What you will do » Write out the rows below word for word, starting with the very first line and stopping after the line that contains "- join-date[interactable]: Joined".

===== Listing =====

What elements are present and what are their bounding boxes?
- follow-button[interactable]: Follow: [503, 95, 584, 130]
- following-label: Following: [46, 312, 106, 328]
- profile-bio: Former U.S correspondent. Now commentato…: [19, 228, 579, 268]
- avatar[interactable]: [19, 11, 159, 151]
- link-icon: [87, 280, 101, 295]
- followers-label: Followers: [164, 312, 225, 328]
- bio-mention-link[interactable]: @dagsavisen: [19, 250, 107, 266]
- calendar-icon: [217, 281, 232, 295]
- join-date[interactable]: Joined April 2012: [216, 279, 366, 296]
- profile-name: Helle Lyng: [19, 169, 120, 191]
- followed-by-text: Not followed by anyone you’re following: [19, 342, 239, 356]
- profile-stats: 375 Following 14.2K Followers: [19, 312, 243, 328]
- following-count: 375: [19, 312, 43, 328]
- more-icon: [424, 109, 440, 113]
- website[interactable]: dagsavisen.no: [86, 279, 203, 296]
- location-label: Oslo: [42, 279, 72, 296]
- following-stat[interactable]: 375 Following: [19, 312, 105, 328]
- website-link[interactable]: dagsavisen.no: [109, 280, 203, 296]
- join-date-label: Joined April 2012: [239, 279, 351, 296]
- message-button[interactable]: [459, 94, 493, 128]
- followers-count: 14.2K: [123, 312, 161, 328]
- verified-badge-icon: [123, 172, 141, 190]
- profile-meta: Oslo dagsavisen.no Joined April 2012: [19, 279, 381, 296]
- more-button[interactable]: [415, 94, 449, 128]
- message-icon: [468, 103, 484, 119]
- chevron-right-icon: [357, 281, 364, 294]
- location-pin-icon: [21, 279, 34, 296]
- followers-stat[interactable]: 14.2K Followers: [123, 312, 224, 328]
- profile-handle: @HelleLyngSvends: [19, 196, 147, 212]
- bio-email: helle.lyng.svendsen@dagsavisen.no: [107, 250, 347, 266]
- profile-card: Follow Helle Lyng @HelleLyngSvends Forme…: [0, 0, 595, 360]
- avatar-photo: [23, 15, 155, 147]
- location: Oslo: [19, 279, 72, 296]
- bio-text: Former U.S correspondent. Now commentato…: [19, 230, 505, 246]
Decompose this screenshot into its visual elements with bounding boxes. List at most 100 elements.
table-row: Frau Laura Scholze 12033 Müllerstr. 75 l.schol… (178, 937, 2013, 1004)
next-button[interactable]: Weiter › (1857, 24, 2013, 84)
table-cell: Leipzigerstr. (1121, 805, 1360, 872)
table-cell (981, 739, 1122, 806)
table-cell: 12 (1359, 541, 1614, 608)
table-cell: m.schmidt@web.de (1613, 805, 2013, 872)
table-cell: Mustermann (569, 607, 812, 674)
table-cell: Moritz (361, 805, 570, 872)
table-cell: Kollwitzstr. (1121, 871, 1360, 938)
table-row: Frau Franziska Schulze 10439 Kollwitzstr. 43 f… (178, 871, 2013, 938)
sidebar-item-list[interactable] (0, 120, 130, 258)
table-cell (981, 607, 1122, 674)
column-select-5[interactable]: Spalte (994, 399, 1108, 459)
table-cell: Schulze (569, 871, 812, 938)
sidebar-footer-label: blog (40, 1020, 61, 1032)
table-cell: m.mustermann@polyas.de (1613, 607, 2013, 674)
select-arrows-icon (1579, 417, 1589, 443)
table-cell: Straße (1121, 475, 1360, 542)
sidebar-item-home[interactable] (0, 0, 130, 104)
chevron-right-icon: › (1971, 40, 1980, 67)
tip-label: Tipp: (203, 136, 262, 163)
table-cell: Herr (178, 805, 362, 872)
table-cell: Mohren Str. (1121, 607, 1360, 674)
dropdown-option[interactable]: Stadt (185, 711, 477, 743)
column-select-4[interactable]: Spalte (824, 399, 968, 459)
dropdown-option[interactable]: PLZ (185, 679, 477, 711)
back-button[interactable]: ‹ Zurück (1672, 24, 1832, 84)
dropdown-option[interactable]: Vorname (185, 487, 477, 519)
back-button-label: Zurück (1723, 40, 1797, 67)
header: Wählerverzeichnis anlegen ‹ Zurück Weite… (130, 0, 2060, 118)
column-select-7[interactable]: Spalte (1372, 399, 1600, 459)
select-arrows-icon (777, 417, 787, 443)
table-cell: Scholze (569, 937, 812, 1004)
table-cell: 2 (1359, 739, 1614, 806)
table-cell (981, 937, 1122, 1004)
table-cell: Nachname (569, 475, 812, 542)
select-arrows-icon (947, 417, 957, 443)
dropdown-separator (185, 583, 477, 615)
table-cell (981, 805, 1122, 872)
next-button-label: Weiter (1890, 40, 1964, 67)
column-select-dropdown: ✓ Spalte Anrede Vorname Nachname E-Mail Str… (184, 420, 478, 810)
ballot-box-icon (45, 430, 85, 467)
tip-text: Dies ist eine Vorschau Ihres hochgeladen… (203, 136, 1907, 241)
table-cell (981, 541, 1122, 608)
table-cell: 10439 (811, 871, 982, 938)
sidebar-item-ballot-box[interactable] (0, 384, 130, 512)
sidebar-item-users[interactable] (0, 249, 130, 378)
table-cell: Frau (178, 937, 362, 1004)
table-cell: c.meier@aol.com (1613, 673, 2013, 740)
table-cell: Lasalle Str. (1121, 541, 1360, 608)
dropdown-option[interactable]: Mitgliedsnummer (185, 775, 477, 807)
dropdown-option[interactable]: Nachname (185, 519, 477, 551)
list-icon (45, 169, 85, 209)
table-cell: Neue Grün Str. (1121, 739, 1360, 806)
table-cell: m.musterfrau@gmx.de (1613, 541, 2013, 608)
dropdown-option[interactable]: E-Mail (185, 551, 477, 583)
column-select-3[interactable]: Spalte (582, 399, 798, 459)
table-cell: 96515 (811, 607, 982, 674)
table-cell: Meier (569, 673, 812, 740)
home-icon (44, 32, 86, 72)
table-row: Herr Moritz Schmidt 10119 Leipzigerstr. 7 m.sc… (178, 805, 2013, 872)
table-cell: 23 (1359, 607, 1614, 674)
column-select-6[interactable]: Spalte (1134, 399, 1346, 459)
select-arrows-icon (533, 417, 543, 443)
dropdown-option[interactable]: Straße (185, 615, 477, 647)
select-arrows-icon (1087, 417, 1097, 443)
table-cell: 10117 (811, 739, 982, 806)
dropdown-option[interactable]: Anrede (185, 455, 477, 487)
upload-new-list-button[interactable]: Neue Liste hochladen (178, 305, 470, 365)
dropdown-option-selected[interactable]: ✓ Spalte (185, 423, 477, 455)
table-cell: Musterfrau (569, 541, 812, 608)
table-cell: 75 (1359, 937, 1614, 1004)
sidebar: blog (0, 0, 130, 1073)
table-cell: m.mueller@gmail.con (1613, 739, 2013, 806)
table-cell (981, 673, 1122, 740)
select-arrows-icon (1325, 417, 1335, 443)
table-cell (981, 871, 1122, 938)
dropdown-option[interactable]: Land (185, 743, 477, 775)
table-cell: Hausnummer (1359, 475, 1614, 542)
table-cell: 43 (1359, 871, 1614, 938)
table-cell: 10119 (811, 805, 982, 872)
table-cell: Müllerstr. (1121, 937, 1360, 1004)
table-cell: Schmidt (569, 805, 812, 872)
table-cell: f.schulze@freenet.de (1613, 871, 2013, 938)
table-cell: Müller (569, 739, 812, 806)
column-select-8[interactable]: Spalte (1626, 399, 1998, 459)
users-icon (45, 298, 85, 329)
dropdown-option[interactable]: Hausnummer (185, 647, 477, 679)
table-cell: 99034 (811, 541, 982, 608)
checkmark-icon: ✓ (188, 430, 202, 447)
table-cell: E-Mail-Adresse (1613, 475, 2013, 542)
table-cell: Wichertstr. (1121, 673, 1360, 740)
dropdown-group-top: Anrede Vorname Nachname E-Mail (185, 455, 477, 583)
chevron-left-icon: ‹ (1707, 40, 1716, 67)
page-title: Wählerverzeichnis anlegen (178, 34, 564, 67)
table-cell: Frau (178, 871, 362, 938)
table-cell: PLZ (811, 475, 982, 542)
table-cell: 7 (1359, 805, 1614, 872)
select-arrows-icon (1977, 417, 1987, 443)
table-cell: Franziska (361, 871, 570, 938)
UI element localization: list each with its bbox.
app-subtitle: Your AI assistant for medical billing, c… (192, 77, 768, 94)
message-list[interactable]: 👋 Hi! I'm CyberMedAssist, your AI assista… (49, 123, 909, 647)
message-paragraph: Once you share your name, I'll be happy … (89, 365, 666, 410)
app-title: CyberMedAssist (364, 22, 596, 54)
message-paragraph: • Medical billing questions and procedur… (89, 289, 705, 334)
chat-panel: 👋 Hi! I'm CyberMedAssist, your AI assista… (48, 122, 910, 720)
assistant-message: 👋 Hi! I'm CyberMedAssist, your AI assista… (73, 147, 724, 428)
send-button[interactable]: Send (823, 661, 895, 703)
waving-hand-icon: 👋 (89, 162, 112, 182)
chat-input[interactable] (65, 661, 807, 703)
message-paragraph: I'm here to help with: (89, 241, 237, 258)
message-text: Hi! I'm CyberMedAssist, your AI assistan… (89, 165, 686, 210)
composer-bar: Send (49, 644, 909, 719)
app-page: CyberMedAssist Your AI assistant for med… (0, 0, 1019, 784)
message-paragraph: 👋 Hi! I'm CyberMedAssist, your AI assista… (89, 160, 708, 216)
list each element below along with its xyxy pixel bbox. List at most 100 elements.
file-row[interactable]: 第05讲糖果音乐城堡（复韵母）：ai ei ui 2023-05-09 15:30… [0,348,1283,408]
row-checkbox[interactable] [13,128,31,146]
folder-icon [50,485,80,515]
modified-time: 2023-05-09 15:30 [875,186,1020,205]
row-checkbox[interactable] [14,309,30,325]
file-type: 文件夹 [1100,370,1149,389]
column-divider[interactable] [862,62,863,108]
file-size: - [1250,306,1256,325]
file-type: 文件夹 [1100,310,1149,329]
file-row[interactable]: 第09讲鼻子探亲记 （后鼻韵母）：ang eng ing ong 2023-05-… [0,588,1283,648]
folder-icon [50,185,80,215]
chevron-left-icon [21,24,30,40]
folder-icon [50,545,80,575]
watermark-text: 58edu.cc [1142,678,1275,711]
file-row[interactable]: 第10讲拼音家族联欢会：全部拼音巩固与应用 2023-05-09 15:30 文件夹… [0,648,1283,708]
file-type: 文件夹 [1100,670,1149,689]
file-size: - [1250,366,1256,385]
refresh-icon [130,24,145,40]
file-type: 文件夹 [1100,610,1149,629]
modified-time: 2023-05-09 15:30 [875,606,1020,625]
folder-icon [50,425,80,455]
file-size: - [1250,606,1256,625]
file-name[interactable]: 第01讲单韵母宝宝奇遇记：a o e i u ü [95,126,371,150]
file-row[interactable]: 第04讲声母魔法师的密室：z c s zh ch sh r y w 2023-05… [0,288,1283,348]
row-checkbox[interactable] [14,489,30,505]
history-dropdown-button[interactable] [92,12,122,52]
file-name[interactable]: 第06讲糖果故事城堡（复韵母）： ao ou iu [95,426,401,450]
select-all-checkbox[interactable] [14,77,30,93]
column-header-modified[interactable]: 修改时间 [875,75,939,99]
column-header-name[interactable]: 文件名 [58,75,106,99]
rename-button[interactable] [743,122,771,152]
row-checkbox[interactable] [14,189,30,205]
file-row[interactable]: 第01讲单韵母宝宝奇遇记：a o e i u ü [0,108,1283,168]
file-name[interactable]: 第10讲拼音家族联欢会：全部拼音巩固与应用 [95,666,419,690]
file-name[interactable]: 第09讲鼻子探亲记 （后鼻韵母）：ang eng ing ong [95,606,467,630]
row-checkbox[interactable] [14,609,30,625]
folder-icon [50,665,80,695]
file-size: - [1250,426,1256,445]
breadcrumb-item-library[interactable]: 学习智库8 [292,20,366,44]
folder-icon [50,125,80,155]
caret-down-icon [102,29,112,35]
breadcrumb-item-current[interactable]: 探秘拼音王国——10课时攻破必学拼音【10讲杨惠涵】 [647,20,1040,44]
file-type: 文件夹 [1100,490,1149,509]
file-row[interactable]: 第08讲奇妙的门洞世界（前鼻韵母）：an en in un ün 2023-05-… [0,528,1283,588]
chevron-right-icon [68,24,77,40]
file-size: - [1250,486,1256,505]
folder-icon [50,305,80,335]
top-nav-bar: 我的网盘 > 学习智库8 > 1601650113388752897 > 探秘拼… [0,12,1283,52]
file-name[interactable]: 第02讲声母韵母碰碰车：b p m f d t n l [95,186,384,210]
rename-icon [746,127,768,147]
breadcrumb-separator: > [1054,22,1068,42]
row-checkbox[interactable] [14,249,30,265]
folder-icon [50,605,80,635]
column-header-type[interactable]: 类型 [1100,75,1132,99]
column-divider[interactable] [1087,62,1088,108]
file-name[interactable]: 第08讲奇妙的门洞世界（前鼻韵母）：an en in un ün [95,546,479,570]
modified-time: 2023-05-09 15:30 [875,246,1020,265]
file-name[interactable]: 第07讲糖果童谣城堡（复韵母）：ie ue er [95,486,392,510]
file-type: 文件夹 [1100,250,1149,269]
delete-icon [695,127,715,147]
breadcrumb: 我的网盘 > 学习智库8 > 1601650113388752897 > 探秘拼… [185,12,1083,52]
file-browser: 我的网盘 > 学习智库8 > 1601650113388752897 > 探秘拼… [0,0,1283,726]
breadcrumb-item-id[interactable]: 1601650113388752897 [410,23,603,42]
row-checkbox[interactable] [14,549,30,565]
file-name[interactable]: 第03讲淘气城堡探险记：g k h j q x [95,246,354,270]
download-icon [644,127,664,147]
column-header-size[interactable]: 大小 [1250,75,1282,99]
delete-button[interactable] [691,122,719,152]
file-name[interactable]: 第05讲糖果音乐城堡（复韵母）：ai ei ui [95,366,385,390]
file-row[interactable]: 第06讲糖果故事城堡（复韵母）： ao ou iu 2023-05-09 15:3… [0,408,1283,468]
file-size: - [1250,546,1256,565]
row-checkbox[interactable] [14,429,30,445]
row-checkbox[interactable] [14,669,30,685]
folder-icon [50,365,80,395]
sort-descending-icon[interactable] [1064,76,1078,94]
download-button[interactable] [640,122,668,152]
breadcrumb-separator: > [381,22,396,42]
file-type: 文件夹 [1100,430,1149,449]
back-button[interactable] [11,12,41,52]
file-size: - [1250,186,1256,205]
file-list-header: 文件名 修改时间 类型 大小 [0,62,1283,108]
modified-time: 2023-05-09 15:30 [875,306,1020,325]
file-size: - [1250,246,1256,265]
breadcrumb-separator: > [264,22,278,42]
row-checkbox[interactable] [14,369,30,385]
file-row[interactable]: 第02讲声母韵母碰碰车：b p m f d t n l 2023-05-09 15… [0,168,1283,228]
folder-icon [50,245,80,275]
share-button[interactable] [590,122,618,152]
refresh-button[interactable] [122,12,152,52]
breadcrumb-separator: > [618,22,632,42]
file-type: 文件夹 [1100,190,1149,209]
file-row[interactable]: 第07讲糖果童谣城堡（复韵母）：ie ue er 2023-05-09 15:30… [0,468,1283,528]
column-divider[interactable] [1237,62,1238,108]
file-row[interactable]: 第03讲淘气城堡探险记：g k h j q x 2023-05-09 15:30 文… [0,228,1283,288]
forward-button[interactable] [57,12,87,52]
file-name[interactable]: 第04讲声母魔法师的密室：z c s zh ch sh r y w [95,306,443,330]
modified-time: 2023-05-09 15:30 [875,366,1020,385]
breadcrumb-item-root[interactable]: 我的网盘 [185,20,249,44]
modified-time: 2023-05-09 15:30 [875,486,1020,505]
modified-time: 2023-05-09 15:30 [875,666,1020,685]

=====

Final result »
What elements are present and what are their bounding boxes?
- follow-button[interactable]: Follow: [503, 95, 584, 130]
- following-label: Following: [46, 312, 106, 328]
- profile-bio: Former U.S correspondent. Now commentato…: [19, 228, 579, 268]
- avatar[interactable]: [19, 11, 159, 151]
- link-icon: [87, 280, 101, 295]
- followers-label: Followers: [164, 312, 225, 328]
- bio-mention-link[interactable]: @dagsavisen: [19, 250, 107, 266]
- calendar-icon: [217, 281, 232, 295]
- join-date[interactable]: Joined April 2012: [216, 279, 366, 296]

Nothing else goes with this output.